_PAGE EXCERPT_:
So, This Used To Be A Thing

When young people hear late Cretaceous period Bob Dylan gargling participles, or are forced to flip the channel hurriedly when the PBS begging jag starts out with the twitching corpse of Peter, Paul, and Mary, they don’t really have a frame of reference for what’s going on. Folk Music used to be a thing.

Not just a thing. THE thing. John Lennon wrote this song because he wanted to take a stab at the folkie thing. It wasn’t really their bag. It was more like a train running on a parallel track. Liverpudlians had skiffle, their own version of folk music, but Gerry Marsden took care of that. When prospective manager Brian Epstein found the Beatles banging away in the Cavern Club, they were wearing leather clothes like Marlon Brando in The Wild One, and they interrupted their fifties proto-rock covers to have Gerry Marsden sing some scouse ballad while he stood on a packing crate because the microphone stand couldn’t be adjusted. It wasn’t any sort of Rock Island Line festival.

_PROVIDED MATERIAL_:
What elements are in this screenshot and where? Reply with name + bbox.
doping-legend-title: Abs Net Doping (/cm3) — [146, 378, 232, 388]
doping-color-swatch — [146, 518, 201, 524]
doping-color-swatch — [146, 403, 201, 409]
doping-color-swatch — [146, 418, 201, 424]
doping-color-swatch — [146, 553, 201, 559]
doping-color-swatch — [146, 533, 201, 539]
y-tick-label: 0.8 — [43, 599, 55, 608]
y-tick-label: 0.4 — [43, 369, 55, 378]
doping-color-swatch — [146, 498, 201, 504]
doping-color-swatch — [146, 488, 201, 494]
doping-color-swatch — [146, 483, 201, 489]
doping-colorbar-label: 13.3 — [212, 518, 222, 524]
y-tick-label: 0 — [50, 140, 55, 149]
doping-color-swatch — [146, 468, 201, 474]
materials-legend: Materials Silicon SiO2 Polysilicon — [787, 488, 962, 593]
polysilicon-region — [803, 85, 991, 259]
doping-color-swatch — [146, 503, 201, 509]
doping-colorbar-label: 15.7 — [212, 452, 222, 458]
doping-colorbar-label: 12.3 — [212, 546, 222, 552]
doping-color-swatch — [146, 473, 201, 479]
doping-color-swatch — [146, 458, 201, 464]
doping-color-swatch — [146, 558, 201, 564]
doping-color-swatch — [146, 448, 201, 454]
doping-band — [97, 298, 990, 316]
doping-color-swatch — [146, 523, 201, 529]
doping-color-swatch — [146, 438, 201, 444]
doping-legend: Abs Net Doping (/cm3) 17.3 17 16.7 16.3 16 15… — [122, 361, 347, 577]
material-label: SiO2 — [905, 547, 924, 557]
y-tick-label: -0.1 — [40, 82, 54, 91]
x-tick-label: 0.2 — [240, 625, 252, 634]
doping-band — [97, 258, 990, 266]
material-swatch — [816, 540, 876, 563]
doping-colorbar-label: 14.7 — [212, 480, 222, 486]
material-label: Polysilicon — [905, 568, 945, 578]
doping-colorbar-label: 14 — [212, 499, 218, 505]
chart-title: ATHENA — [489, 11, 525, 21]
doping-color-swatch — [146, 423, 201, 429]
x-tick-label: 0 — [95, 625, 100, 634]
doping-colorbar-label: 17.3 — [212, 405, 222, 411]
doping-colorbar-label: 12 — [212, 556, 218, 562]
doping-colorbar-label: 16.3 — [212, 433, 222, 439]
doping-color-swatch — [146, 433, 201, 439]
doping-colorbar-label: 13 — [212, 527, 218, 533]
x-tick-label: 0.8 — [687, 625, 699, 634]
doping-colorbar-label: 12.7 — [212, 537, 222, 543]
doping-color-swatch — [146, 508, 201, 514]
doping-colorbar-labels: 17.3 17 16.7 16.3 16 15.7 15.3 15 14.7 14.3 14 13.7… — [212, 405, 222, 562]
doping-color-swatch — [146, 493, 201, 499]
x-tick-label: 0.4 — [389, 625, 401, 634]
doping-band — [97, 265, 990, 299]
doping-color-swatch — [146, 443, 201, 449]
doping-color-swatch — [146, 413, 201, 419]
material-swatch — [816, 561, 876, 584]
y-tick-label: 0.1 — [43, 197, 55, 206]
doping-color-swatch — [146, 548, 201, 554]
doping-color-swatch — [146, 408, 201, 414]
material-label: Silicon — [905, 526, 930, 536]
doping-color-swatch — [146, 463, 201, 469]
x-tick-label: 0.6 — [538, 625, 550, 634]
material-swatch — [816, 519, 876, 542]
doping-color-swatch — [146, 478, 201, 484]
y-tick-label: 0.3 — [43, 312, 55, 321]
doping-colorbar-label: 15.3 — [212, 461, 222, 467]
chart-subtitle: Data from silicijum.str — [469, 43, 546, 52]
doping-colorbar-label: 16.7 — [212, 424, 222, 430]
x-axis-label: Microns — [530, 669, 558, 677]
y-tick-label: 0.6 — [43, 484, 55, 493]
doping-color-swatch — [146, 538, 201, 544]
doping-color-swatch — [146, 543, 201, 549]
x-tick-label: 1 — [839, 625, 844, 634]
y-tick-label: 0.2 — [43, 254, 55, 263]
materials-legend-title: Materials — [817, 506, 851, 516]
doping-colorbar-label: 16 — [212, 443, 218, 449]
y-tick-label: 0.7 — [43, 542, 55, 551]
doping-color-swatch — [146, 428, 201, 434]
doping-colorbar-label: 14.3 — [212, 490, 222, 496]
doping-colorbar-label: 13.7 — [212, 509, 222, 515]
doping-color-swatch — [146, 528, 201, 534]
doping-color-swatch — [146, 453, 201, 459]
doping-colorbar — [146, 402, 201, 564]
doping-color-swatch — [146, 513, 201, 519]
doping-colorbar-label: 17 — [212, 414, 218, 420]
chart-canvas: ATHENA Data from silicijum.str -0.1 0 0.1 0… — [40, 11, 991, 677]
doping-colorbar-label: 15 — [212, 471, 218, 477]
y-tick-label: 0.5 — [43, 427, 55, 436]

_WHAT YOU NEED TO DO_: Retype the passage from the folk music piece, starting at "Not just a thing." and ending at "Island Line festival.". The rows come from a different source than the text about folk music.

_TASK RESPONSE_:
Not just a thing. THE thing. John Lennon wrote this song because he wanted to take a stab at the folkie thing. It wasn’t really their bag. It was more like a train running on a parallel track. Liverpudlians had skiffle, their own version of folk music, but Gerry Marsden took care of that. When prospective manager Brian Epstein found the Beatles banging away in the Cavern Club, they were wearing leather clothes like Marlon Brando in The Wild One, and they interrupted their fifties proto-rock covers to have Gerry Marsden sing some scouse ballad while he stood on a packing crate because the microphone stand couldn’t be adjusted. It wasn’t any sort of Rock Island Line festival.